## WHAT YOU SHOULD DO
Every line below must be reproduced exactly. Copy them all.

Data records
[START]
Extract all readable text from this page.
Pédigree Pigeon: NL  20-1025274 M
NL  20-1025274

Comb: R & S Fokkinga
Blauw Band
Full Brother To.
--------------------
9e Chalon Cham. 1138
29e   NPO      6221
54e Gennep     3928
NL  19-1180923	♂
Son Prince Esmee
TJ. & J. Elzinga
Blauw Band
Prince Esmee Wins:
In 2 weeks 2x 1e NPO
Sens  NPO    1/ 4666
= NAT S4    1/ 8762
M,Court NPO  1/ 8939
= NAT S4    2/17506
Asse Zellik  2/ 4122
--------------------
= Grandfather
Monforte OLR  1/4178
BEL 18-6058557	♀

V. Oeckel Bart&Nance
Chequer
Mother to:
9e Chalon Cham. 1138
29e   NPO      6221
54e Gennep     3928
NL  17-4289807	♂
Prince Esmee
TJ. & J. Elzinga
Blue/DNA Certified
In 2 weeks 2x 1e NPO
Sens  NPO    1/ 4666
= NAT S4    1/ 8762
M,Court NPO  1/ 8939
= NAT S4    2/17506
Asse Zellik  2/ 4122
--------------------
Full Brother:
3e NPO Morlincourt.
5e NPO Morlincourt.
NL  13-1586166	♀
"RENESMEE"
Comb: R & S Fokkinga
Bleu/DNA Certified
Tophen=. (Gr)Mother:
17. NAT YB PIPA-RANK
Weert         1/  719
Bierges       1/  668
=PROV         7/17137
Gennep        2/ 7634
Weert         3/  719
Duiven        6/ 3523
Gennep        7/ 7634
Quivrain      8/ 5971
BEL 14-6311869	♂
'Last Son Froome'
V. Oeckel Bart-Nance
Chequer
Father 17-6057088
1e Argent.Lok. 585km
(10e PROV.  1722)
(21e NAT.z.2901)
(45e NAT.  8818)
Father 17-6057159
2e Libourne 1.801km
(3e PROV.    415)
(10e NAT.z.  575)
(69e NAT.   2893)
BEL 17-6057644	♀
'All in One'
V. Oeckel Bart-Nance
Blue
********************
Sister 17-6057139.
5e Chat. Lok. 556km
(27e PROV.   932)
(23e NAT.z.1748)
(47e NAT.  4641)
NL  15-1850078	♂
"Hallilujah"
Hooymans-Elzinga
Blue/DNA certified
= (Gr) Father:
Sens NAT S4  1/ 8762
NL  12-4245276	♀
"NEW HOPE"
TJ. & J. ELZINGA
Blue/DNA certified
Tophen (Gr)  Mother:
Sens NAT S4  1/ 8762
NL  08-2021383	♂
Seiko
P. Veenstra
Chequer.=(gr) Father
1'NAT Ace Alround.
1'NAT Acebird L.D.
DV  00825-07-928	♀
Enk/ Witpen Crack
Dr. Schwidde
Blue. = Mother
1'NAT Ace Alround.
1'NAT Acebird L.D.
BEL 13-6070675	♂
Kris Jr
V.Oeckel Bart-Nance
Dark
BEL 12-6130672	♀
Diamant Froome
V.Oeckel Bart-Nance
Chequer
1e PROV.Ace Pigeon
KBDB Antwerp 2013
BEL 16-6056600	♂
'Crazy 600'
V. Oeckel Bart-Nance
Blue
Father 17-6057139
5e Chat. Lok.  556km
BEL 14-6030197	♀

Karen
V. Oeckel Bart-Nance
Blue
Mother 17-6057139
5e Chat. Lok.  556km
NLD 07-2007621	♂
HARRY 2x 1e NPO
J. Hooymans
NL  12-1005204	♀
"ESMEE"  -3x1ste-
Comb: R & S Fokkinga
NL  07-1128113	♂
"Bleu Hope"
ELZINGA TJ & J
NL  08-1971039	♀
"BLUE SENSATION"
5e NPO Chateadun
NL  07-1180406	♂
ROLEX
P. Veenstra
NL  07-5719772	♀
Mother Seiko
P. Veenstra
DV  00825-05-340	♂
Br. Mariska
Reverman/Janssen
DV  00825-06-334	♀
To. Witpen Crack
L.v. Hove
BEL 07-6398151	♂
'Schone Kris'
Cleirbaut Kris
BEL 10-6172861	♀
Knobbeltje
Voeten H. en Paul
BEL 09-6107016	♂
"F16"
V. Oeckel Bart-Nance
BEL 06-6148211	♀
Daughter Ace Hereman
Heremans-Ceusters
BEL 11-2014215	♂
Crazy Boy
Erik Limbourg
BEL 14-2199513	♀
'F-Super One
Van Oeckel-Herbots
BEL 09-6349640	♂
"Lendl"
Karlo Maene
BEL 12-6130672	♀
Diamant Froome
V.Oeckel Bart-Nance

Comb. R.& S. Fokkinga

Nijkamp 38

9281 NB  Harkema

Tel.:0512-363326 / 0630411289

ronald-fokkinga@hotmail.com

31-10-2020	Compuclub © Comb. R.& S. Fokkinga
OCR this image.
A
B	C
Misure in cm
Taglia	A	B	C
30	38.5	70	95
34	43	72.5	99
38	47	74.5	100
[END]
## RESULT OF THIS TASK
Extract all readable text from this page.
Pédigree Pigeon: NL  20-1025274 M
NL  20-1025274

Comb: R & S Fokkinga
Blauw Band
Full Brother To.
--------------------
9e Chalon Cham. 1138
29e   NPO      6221
54e Gennep     3928
NL  19-1180923	♂
Son Prince Esmee
TJ. & J. Elzinga
Blauw Band
Prince Esmee Wins:
In 2 weeks 2x 1e NPO
Sens  NPO    1/ 4666
= NAT S4    1/ 8762
M,Court NPO  1/ 8939
= NAT S4    2/17506
Asse Zellik  2/ 4122
--------------------
= Grandfather
Monforte OLR  1/4178
BEL 18-6058557	♀

V. Oeckel Bart&Nance
Chequer
Mother to:
9e Chalon Cham. 1138
29e   NPO      6221
54e Gennep     3928
NL  17-4289807	♂
Prince Esmee
TJ. & J. Elzinga
Blue/DNA Certified
In 2 weeks 2x 1e NPO
Sens  NPO    1/ 4666
= NAT S4    1/ 8762
M,Court NPO  1/ 8939
= NAT S4    2/17506
Asse Zellik  2/ 4122
--------------------
Full Brother:
3e NPO Morlincourt.
5e NPO Morlincourt.
NL  13-1586166	♀
"RENESMEE"
Comb: R & S Fokkinga
Bleu/DNA Certified
Tophen=. (Gr)Mother:
17. NAT YB PIPA-RANK
Weert         1/  719
Bierges       1/  668
=PROV         7/17137
Gennep        2/ 7634
Weert         3/  719
Duiven        6/ 3523
Gennep        7/ 7634
Quivrain      8/ 5971
BEL 14-6311869	♂
'Last Son Froome'
V. Oeckel Bart-Nance
Chequer
Father 17-6057088
1e Argent.Lok. 585km
(10e PROV.  1722)
(21e NAT.z.2901)
(45e NAT.  8818)
Father 17-6057159
2e Libourne 1.801km
(3e PROV.    415)
(10e NAT.z.  575)
(69e NAT.   2893)
BEL 17-6057644	♀
'All in One'
V. Oeckel Bart-Nance
Blue
********************
Sister 17-6057139.
5e Chat. Lok. 556km
(27e PROV.   932)
(23e NAT.z.1748)
(47e NAT.  4641)
NL  15-1850078	♂
"Hallilujah"
Hooymans-Elzinga
Blue/DNA certified
= (Gr) Father:
Sens NAT S4  1/ 8762
NL  12-4245276	♀
"NEW HOPE"
TJ. & J. ELZINGA
Blue/DNA certified
Tophen (Gr)  Mother:
Sens NAT S4  1/ 8762
NL  08-2021383	♂
Seiko
P. Veenstra
Chequer.=(gr) Father
1'NAT Ace Alround.
1'NAT Acebird L.D.
DV  00825-07-928	♀
Enk/ Witpen Crack
Dr. Schwidde
Blue. = Mother
1'NAT Ace Alround.
1'NAT Acebird L.D.
BEL 13-6070675	♂
Kris Jr
V.Oeckel Bart-Nance
Dark
BEL 12-6130672	♀
Diamant Froome
V.Oeckel Bart-Nance
Chequer
1e PROV.Ace Pigeon
KBDB Antwerp 2013
BEL 16-6056600	♂
'Crazy 600'
V. Oeckel Bart-Nance
Blue
Father 17-6057139
5e Chat. Lok.  556km
BEL 14-6030197	♀

Karen
V. Oeckel Bart-Nance
Blue
Mother 17-6057139
5e Chat. Lok.  556km
NLD 07-2007621	♂
HARRY 2x 1e NPO
J. Hooymans
NL  12-1005204	♀
"ESMEE"  -3x1ste-
Comb: R & S Fokkinga
NL  07-1128113	♂
"Bleu Hope"
ELZINGA TJ & J
NL  08-1971039	♀
"BLUE SENSATION"
5e NPO Chateadun
NL  07-1180406	♂
ROLEX
P. Veenstra
NL  07-5719772	♀
Mother Seiko
P. Veenstra
DV  00825-05-340	♂
Br. Mariska
Reverman/Janssen
DV  00825-06-334	♀
To. Witpen Crack
L.v. Hove
BEL 07-6398151	♂
'Schone Kris'
Cleirbaut Kris
BEL 10-6172861	♀
Knobbeltje
Voeten H. en Paul
BEL 09-6107016	♂
"F16"
V. Oeckel Bart-Nance
BEL 06-6148211	♀
Daughter Ace Hereman
Heremans-Ceusters
BEL 11-2014215	♂
Crazy Boy
Erik Limbourg
BEL 14-2199513	♀
'F-Super One
Van Oeckel-Herbots
BEL 09-6349640	♂
"Lendl"
Karlo Maene
BEL 12-6130672	♀
Diamant Froome
V.Oeckel Bart-Nance

Comb. R.& S. Fokkinga

Nijkamp 38

9281 NB  Harkema

Tel.:0512-363326 / 0630411289

ronald-fokkinga@hotmail.com

31-10-2020	Compuclub © Comb. R.& S. Fokkinga
OCR this image.
A
B	C
Misure in cm
Taglia	A	B	C
30	38.5	70	95
34	43	72.5	99
38	47	74.5	100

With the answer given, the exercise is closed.